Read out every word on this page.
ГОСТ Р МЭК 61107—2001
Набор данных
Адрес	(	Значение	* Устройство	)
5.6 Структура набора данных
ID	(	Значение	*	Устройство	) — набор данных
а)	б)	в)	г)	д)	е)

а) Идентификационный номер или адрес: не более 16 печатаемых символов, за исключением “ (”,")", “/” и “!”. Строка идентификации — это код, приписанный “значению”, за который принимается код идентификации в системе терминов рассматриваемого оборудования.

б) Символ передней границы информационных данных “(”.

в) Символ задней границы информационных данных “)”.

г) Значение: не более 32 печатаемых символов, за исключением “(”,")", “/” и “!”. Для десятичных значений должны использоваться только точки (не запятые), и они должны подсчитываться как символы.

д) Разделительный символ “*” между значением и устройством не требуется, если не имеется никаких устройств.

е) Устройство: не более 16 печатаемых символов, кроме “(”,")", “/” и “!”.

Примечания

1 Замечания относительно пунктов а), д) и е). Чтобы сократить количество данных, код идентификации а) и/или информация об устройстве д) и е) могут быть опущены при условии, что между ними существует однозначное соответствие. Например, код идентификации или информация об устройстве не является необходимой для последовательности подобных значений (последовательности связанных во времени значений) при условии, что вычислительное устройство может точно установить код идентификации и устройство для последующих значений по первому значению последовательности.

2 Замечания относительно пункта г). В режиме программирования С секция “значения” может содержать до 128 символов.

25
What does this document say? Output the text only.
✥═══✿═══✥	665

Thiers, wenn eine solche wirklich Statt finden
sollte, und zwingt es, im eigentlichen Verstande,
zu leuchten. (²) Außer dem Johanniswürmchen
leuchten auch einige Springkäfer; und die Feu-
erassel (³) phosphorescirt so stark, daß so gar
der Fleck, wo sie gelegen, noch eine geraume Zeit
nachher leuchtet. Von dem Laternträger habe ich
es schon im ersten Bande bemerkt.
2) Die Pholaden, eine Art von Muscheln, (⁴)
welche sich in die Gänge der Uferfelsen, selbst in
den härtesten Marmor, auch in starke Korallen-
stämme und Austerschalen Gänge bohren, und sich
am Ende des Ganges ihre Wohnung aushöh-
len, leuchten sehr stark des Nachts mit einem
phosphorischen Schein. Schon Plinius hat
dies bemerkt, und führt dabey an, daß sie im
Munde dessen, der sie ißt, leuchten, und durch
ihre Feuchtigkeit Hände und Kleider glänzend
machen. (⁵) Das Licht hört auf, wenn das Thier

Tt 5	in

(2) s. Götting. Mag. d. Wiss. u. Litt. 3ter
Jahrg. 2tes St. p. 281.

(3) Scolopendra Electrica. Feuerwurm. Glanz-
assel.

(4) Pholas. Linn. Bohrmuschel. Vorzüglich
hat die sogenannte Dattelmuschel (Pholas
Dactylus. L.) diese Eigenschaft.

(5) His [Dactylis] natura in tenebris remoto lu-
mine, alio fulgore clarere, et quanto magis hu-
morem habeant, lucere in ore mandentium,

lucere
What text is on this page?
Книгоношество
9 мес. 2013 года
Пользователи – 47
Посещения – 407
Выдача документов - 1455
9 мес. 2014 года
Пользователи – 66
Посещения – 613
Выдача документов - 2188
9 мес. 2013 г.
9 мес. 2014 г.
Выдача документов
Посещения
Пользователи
..............................
• **THE EXERCISE**
Extract every line containing the string "sich" from the data above.

• **RESPONSE TO THE EXERCISE**
welche sich in die Gänge der Uferfelsen, selbst in
stämme und Austerschalen Gänge bohren, und sich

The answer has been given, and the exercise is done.